(What to do):
Retype each line exactly. Skip images.

(Records for processing):
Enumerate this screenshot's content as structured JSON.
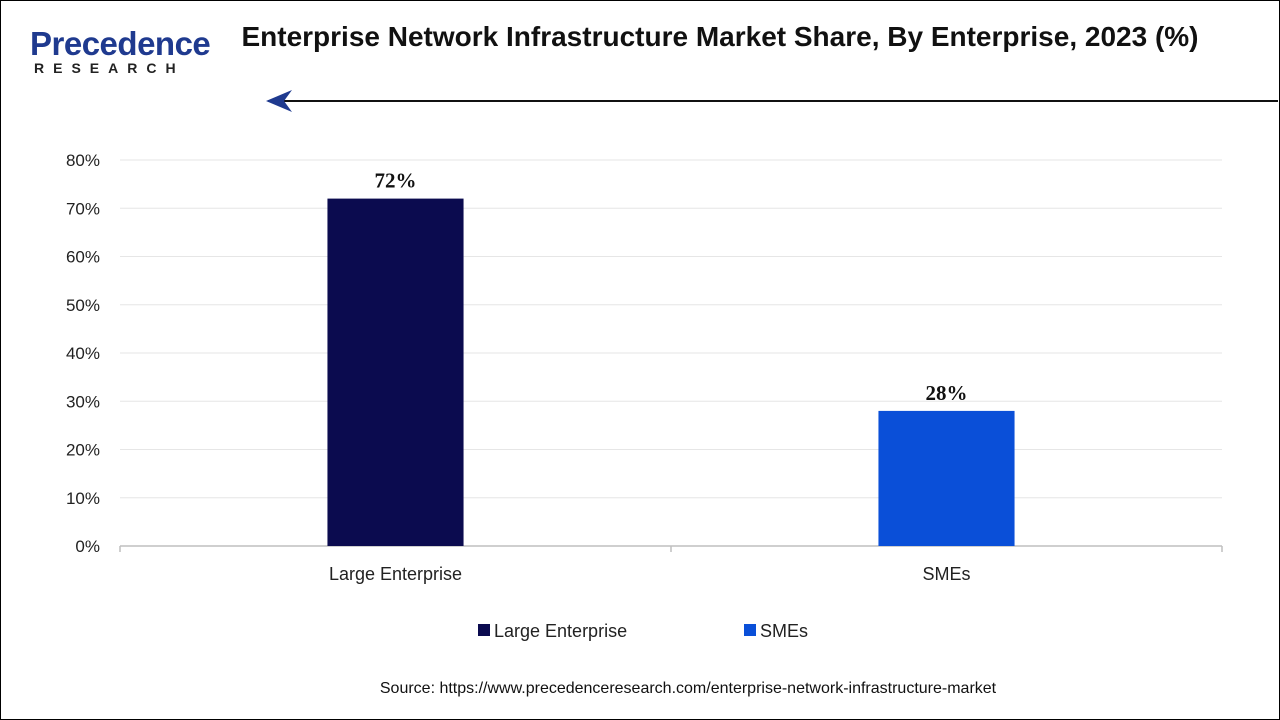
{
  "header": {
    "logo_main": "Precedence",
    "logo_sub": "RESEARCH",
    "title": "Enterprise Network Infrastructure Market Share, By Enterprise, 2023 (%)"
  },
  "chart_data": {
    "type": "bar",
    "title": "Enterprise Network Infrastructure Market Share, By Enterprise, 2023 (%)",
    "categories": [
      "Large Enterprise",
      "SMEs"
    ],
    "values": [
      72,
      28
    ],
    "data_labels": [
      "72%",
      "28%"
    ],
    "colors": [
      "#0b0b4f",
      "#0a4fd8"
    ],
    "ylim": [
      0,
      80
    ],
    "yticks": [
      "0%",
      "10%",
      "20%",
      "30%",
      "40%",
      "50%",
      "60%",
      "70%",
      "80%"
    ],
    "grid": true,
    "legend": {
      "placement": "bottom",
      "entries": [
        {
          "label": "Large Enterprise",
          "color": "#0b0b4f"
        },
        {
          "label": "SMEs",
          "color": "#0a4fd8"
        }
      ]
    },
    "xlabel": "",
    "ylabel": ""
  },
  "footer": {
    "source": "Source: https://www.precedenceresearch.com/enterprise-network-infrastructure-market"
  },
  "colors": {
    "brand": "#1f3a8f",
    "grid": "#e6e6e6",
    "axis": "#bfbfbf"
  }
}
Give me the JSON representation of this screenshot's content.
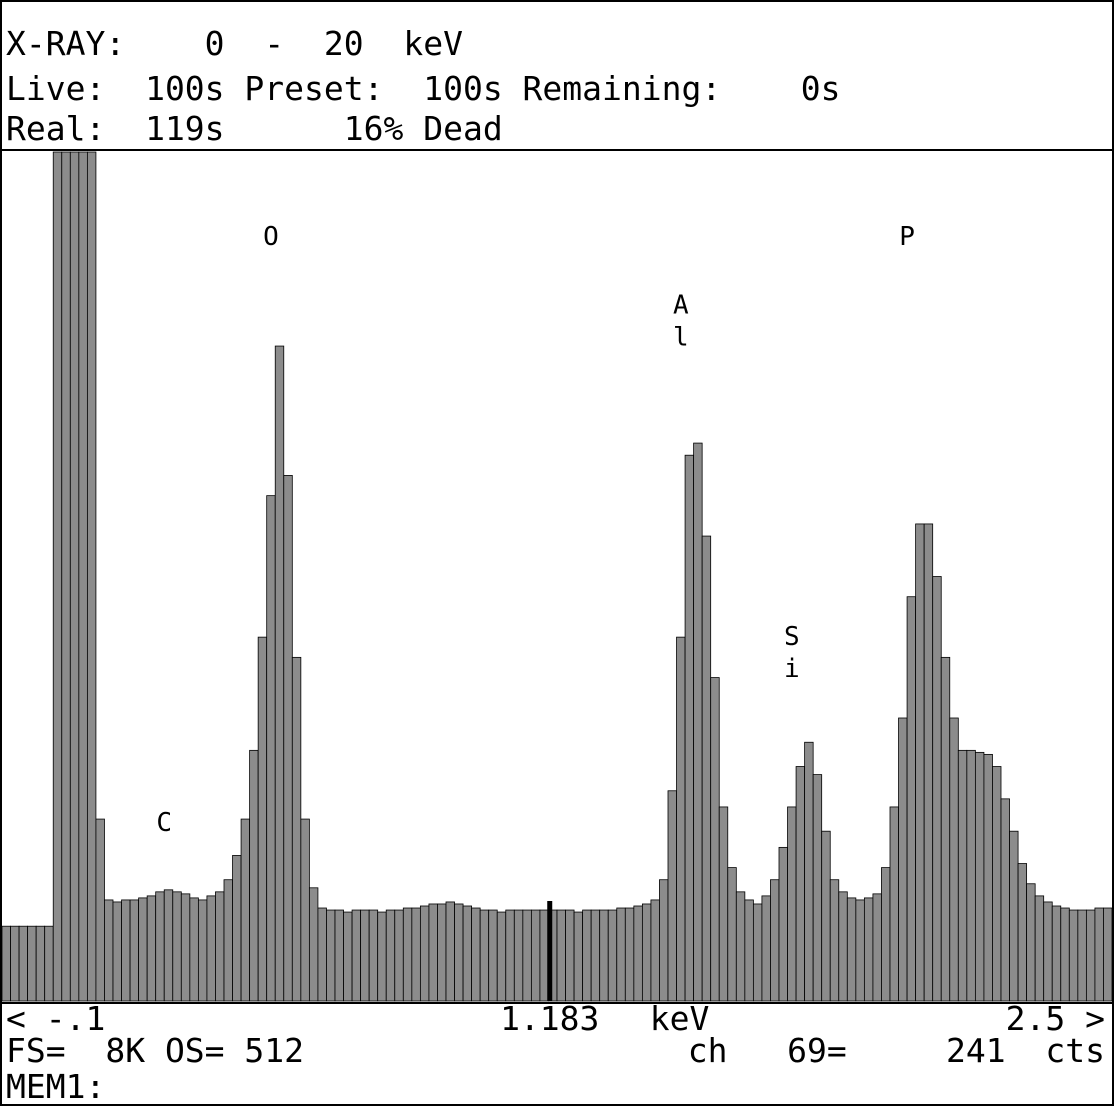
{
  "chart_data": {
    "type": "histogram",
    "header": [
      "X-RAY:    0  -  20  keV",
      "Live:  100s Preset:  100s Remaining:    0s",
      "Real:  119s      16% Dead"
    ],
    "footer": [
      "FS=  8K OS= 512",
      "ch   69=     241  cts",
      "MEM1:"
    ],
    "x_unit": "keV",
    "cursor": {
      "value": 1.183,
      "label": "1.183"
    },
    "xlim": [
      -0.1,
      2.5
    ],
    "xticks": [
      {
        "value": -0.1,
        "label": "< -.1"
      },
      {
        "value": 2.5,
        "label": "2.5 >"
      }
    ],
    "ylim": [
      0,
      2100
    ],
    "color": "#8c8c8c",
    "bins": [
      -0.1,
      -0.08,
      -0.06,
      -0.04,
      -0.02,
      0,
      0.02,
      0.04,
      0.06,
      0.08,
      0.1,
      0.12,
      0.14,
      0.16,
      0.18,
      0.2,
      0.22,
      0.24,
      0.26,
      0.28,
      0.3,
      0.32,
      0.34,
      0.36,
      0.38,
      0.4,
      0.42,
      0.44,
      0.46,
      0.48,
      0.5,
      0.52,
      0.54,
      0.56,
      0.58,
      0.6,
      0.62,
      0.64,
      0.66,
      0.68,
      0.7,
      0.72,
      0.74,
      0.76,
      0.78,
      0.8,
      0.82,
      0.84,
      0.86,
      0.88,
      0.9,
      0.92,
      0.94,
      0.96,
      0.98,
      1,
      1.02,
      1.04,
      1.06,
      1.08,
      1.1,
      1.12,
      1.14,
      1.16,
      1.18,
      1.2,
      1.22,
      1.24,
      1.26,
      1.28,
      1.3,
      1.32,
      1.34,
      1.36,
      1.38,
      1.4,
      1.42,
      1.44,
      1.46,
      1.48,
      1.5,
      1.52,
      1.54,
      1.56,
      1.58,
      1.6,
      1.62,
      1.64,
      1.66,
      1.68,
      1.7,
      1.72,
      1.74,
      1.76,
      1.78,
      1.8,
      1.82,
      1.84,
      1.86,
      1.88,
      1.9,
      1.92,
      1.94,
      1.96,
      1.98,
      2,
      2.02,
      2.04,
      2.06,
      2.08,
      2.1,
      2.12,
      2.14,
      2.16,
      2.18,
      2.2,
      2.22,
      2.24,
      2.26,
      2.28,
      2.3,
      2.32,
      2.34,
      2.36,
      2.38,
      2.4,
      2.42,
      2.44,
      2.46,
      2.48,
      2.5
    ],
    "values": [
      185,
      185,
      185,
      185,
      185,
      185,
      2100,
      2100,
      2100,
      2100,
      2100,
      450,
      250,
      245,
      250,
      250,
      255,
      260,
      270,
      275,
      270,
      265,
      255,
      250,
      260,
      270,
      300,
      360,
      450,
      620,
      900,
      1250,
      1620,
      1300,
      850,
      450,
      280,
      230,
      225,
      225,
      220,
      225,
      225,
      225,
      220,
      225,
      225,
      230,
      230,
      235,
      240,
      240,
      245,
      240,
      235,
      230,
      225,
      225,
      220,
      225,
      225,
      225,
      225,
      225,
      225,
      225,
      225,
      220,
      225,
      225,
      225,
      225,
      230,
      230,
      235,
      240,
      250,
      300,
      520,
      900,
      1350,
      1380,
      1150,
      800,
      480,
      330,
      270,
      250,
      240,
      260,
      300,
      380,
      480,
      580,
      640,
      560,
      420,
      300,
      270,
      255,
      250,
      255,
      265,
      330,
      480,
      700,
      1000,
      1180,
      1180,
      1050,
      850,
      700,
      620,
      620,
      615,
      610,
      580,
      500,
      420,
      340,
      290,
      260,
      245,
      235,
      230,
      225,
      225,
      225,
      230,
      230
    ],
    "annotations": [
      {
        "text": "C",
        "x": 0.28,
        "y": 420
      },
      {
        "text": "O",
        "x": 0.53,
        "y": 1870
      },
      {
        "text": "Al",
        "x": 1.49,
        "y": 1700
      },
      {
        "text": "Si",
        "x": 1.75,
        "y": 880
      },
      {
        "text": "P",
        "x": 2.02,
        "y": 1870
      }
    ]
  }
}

(The response):
Enumerate this screenshot's content as structured JSON.
{
  "header": {
    "logo_main": "Precedence",
    "logo_sub": "RESEARCH",
    "title": "Enterprise Network Infrastructure Market Share, By Enterprise, 2023 (%)"
  },
  "chart_data": {
    "type": "bar",
    "title": "Enterprise Network Infrastructure Market Share, By Enterprise, 2023 (%)",
    "categories": [
      "Large Enterprise",
      "SMEs"
    ],
    "values": [
      72,
      28
    ],
    "data_labels": [
      "72%",
      "28%"
    ],
    "colors": [
      "#0b0b4f",
      "#0a4fd8"
    ],
    "ylim": [
      0,
      80
    ],
    "yticks": [
      "0%",
      "10%",
      "20%",
      "30%",
      "40%",
      "50%",
      "60%",
      "70%",
      "80%"
    ],
    "grid": true,
    "legend": {
      "placement": "bottom",
      "entries": [
        {
          "label": "Large Enterprise",
          "color": "#0b0b4f"
        },
        {
          "label": "SMEs",
          "color": "#0a4fd8"
        }
      ]
    },
    "xlabel": "",
    "ylabel": ""
  },
  "footer": {
    "source": "Source: https://www.precedenceresearch.com/enterprise-network-infrastructure-market"
  },
  "colors": {
    "brand": "#1f3a8f",
    "grid": "#e6e6e6",
    "axis": "#bfbfbf"
  }
}
Give me the JSON representation of this screenshot's content.
{
  "chart_data": {
    "type": "histogram",
    "header": [
      "X-RAY:    0  -  20  keV",
      "Live:  100s Preset:  100s Remaining:    0s",
      "Real:  119s      16% Dead"
    ],
    "footer": [
      "FS=  8K OS= 512",
      "ch   69=     241  cts",
      "MEM1:"
    ],
    "x_unit": "keV",
    "cursor": {
      "value": 1.183,
      "label": "1.183"
    },
    "xlim": [
      -0.1,
      2.5
    ],
    "xticks": [
      {
        "value": -0.1,
        "label": "< -.1"
      },
      {
        "value": 2.5,
        "label": "2.5 >"
      }
    ],
    "ylim": [
      0,
      2100
    ],
    "color": "#8c8c8c",
    "bins": [
      -0.1,
      -0.08,
      -0.06,
      -0.04,
      -0.02,
      0,
      0.02,
      0.04,
      0.06,
      0.08,
      0.1,
      0.12,
      0.14,
      0.16,
      0.18,
      0.2,
      0.22,
      0.24,
      0.26,
      0.28,
      0.3,
      0.32,
      0.34,
      0.36,
      0.38,
      0.4,
      0.42,
      0.44,
      0.46,
      0.48,
      0.5,
      0.52,
      0.54,
      0.56,
      0.58,
      0.6,
      0.62,
      0.64,
      0.66,
      0.68,
      0.7,
      0.72,
      0.74,
      0.76,
      0.78,
      0.8,
      0.82,
      0.84,
      0.86,
      0.88,
      0.9,
      0.92,
      0.94,
      0.96,
      0.98,
      1,
      1.02,
      1.04,
      1.06,
      1.08,
      1.1,
      1.12,
      1.14,
      1.16,
      1.18,
      1.2,
      1.22,
      1.24,
      1.26,
      1.28,
      1.3,
      1.32,
      1.34,
      1.36,
      1.38,
      1.4,
      1.42,
      1.44,
      1.46,
      1.48,
      1.5,
      1.52,
      1.54,
      1.56,
      1.58,
      1.6,
      1.62,
      1.64,
      1.66,
      1.68,
      1.7,
      1.72,
      1.74,
      1.76,
      1.78,
      1.8,
      1.82,
      1.84,
      1.86,
      1.88,
      1.9,
      1.92,
      1.94,
      1.96,
      1.98,
      2,
      2.02,
      2.04,
      2.06,
      2.08,
      2.1,
      2.12,
      2.14,
      2.16,
      2.18,
      2.2,
      2.22,
      2.24,
      2.26,
      2.28,
      2.3,
      2.32,
      2.34,
      2.36,
      2.38,
      2.4,
      2.42,
      2.44,
      2.46,
      2.48,
      2.5
    ],
    "values": [
      185,
      185,
      185,
      185,
      185,
      185,
      2100,
      2100,
      2100,
      2100,
      2100,
      450,
      250,
      245,
      250,
      250,
      255,
      260,
      270,
      275,
      270,
      265,
      255,
      250,
      260,
      270,
      300,
      360,
      450,
      620,
      900,
      1250,
      1620,
      1300,
      850,
      450,
      280,
      230,
      225,
      225,
      220,
      225,
      225,
      225,
      220,
      225,
      225,
      230,
      230,
      235,
      240,
      240,
      245,
      240,
      235,
      230,
      225,
      225,
      220,
      225,
      225,
      225,
      225,
      225,
      225,
      225,
      225,
      220,
      225,
      225,
      225,
      225,
      230,
      230,
      235,
      240,
      250,
      300,
      520,
      900,
      1350,
      1380,
      1150,
      800,
      480,
      330,
      270,
      250,
      240,
      260,
      300,
      380,
      480,
      580,
      640,
      560,
      420,
      300,
      270,
      255,
      250,
      255,
      265,
      330,
      480,
      700,
      1000,
      1180,
      1180,
      1050,
      850,
      700,
      620,
      620,
      615,
      610,
      580,
      500,
      420,
      340,
      290,
      260,
      245,
      235,
      230,
      225,
      225,
      225,
      230,
      230
    ],
    "annotations": [
      {
        "text": "C",
        "x": 0.28,
        "y": 420
      },
      {
        "text": "O",
        "x": 0.53,
        "y": 1870
      },
      {
        "text": "Al",
        "x": 1.49,
        "y": 1700
      },
      {
        "text": "Si",
        "x": 1.75,
        "y": 880
      },
      {
        "text": "P",
        "x": 2.02,
        "y": 1870
      }
    ]
  }
}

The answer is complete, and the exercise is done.